## Request
Transcribe each line of the material as it is, and drop any picture.
[Begin]
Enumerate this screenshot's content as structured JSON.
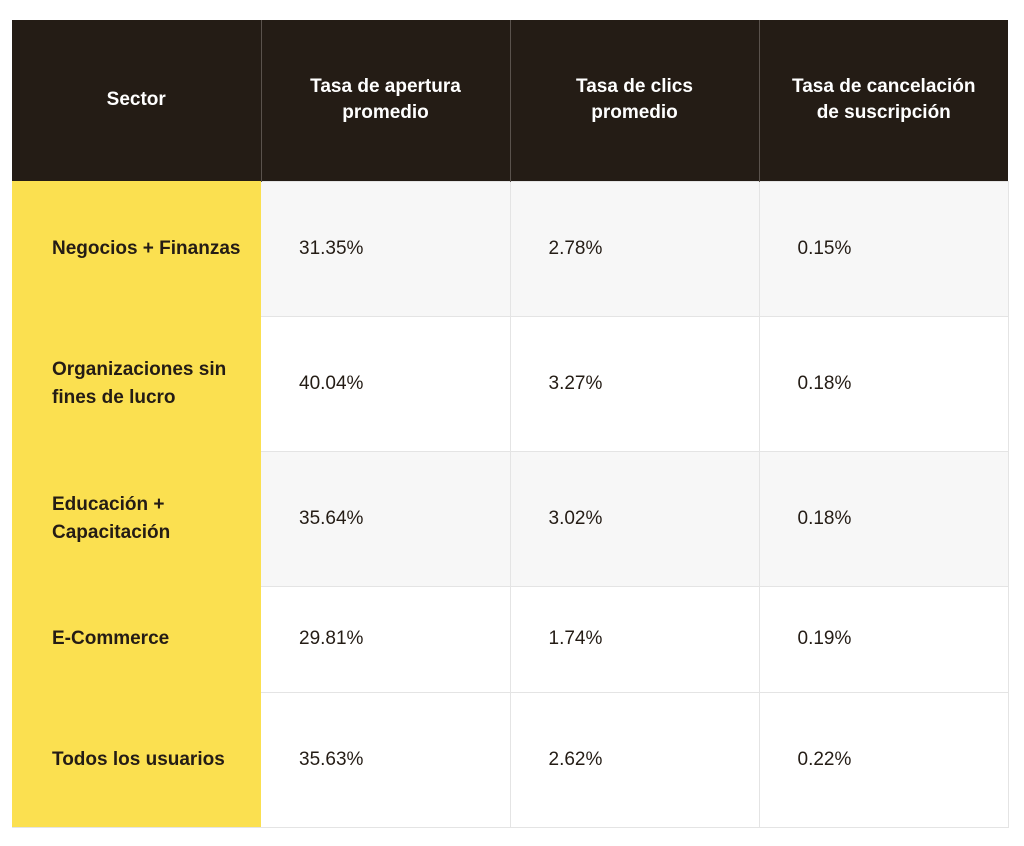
{
  "table": {
    "headers": [
      "Sector",
      "Tasa de apertura promedio",
      "Tasa de clics promedio",
      "Tasa de cancelación de suscripción"
    ],
    "rows": [
      {
        "sector": "Negocios + Finanzas",
        "open_rate": "31.35%",
        "click_rate": "2.78%",
        "unsub_rate": "0.15%"
      },
      {
        "sector": "Organizaciones sin fines de lucro",
        "open_rate": "40.04%",
        "click_rate": "3.27%",
        "unsub_rate": "0.18%"
      },
      {
        "sector": "Educación + Capacitación",
        "open_rate": "35.64%",
        "click_rate": "3.02%",
        "unsub_rate": "0.18%"
      },
      {
        "sector": "E-Commerce",
        "open_rate": "29.81%",
        "click_rate": "1.74%",
        "unsub_rate": "0.19%"
      },
      {
        "sector": "Todos los usuarios",
        "open_rate": "35.63%",
        "click_rate": "2.62%",
        "unsub_rate": "0.22%"
      }
    ]
  },
  "colors": {
    "header_bg": "#241c15",
    "sector_bg": "#fbe050",
    "row_alt_bg": "#f7f7f7"
  }
}
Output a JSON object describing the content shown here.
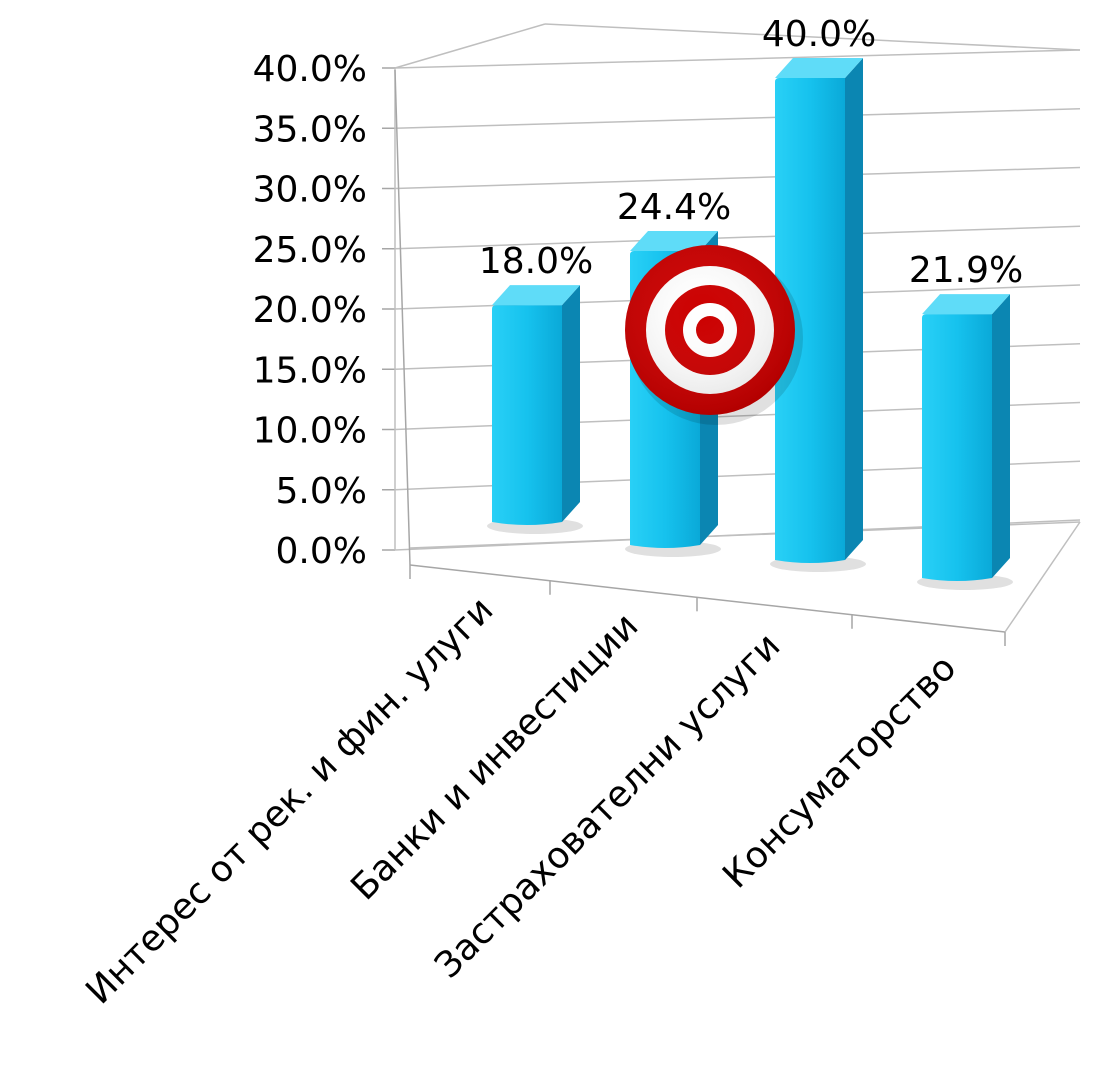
{
  "chart_data": {
    "type": "bar",
    "categories": [
      "Интерес от рек. и фин. улуги",
      "Банки и инвестиции",
      "Застрахователни услуги",
      "Консуматорство"
    ],
    "values": [
      18.0,
      24.4,
      40.0,
      21.9
    ],
    "data_labels": [
      "18.0%",
      "24.4%",
      "40.0%",
      "21.9%"
    ],
    "y_ticks": [
      "0.0%",
      "5.0%",
      "10.0%",
      "15.0%",
      "20.0%",
      "25.0%",
      "30.0%",
      "35.0%",
      "40.0%"
    ],
    "ylim": [
      0,
      40
    ],
    "grid": true,
    "bar_color": "#1ec8f0",
    "legend": "none",
    "style": "3d-column"
  },
  "icons": {
    "overlay": "target-icon",
    "target_red": "#cc0000",
    "target_white": "#ffffff"
  }
}
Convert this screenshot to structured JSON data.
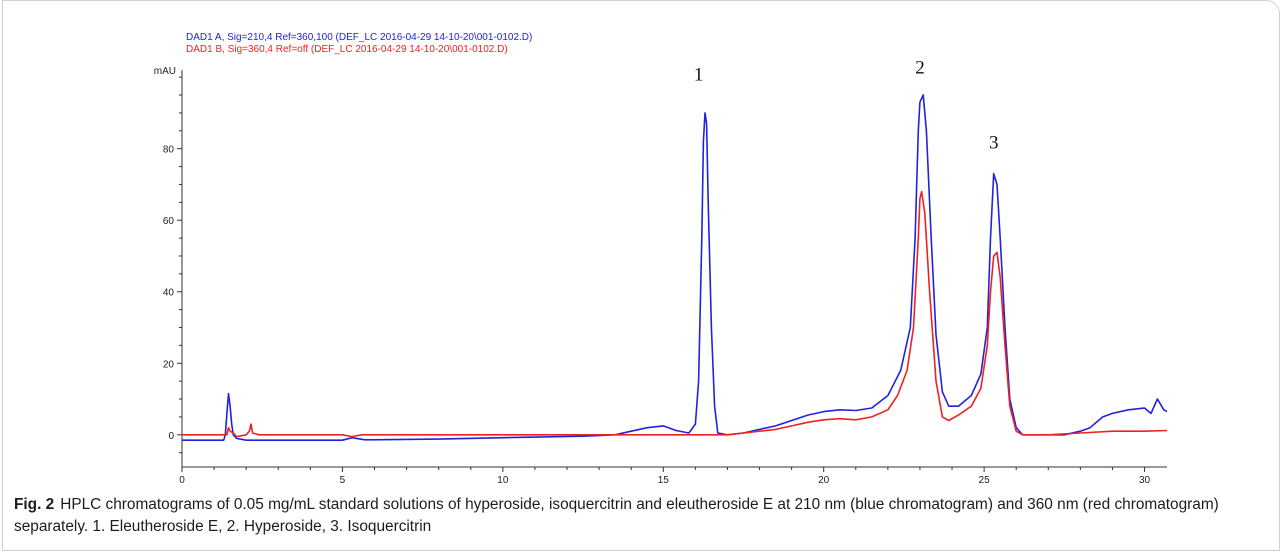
[End]
## Solution below
Enumerate this screenshot's content as structured JSON.
{
  "table": {
    "headers": [
      "Sector",
      "Tasa de apertura promedio",
      "Tasa de clics promedio",
      "Tasa de cancelación de suscripción"
    ],
    "rows": [
      {
        "sector": "Negocios + Finanzas",
        "open_rate": "31.35%",
        "click_rate": "2.78%",
        "unsub_rate": "0.15%"
      },
      {
        "sector": "Organizaciones sin fines de lucro",
        "open_rate": "40.04%",
        "click_rate": "3.27%",
        "unsub_rate": "0.18%"
      },
      {
        "sector": "Educación + Capacitación",
        "open_rate": "35.64%",
        "click_rate": "3.02%",
        "unsub_rate": "0.18%"
      },
      {
        "sector": "E-Commerce",
        "open_rate": "29.81%",
        "click_rate": "1.74%",
        "unsub_rate": "0.19%"
      },
      {
        "sector": "Todos los usuarios",
        "open_rate": "35.63%",
        "click_rate": "2.62%",
        "unsub_rate": "0.22%"
      }
    ]
  },
  "colors": {
    "header_bg": "#241c15",
    "sector_bg": "#fbe050",
    "row_alt_bg": "#f7f7f7"
  }
}
Output a JSON object describing the content shown here.
{
  "chart_data": {
    "type": "bar",
    "categories": [
      "Интерес от рек. и фин. улуги",
      "Банки и инвестиции",
      "Застрахователни услуги",
      "Консуматорство"
    ],
    "values": [
      18.0,
      24.4,
      40.0,
      21.9
    ],
    "data_labels": [
      "18.0%",
      "24.4%",
      "40.0%",
      "21.9%"
    ],
    "y_ticks": [
      "0.0%",
      "5.0%",
      "10.0%",
      "15.0%",
      "20.0%",
      "25.0%",
      "30.0%",
      "35.0%",
      "40.0%"
    ],
    "ylim": [
      0,
      40
    ],
    "grid": true,
    "bar_color": "#1ec8f0",
    "legend": "none",
    "style": "3d-column"
  },
  "icons": {
    "overlay": "target-icon",
    "target_red": "#cc0000",
    "target_white": "#ffffff"
  }
}
Convert this screenshot to structured JSON data.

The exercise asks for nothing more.